[Dataset excerpt]
==*==

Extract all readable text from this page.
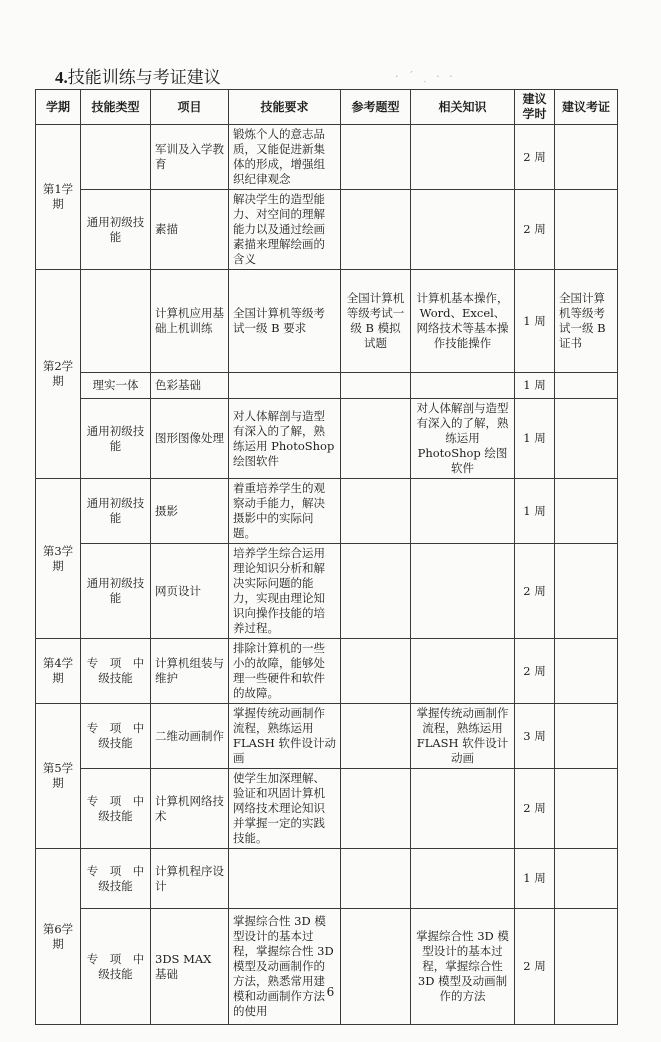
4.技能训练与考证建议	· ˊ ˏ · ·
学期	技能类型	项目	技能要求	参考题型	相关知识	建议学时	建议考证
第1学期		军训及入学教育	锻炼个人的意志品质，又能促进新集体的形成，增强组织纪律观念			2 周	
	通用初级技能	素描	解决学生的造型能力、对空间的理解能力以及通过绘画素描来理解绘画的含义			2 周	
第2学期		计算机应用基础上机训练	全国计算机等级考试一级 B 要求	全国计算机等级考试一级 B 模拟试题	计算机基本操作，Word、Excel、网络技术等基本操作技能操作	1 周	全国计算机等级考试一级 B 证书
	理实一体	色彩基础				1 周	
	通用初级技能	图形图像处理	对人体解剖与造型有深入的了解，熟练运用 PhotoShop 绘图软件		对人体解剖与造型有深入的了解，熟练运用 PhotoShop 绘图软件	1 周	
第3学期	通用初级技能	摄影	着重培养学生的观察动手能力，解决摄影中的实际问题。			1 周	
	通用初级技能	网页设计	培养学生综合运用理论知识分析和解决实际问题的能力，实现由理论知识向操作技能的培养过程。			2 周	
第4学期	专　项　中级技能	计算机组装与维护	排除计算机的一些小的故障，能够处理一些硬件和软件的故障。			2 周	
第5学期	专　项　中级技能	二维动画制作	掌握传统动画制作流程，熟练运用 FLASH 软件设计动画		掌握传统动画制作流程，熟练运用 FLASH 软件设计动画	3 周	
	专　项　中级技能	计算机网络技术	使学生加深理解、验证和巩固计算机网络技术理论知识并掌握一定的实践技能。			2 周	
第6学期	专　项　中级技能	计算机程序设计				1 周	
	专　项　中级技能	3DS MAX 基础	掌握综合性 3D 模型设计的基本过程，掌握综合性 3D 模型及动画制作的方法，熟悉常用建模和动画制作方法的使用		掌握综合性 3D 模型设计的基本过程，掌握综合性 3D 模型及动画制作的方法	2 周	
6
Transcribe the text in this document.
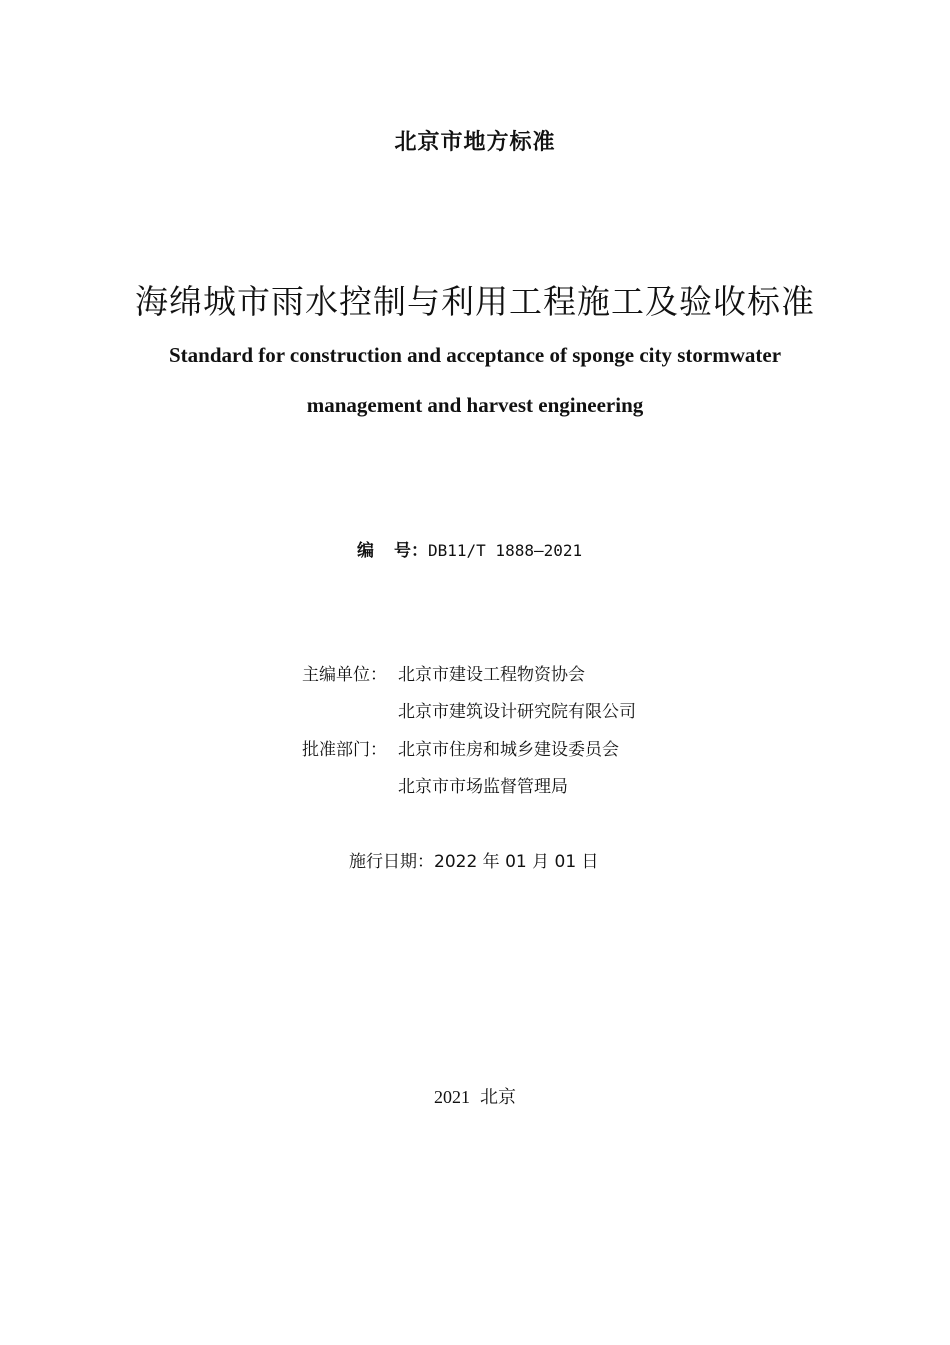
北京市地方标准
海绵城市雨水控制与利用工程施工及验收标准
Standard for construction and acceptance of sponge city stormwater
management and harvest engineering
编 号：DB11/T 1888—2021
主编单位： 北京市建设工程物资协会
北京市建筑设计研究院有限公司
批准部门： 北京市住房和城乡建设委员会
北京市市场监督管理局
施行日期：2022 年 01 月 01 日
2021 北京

==*==

Return each line in the records that holds the string "通用初级技能".

Finished task:
	通用初级技能	素描	解决学生的造型能力、对空间的理解能力以及通过绘画素描来理解绘画的含义			2 周	
	通用初级技能	图形图像处理	对人体解剖与造型有深入的了解，熟练运用 PhotoShop 绘图软件		对人体解剖与造型有深入的了解，熟练运用 PhotoShop 绘图软件	1 周	
第3学期	通用初级技能	摄影	着重培养学生的观察动手能力，解决摄影中的实际问题。			1 周	
	通用初级技能	网页设计	培养学生综合运用理论知识分析和解决实际问题的能力，实现由理论知识向操作技能的培养过程。			2 周	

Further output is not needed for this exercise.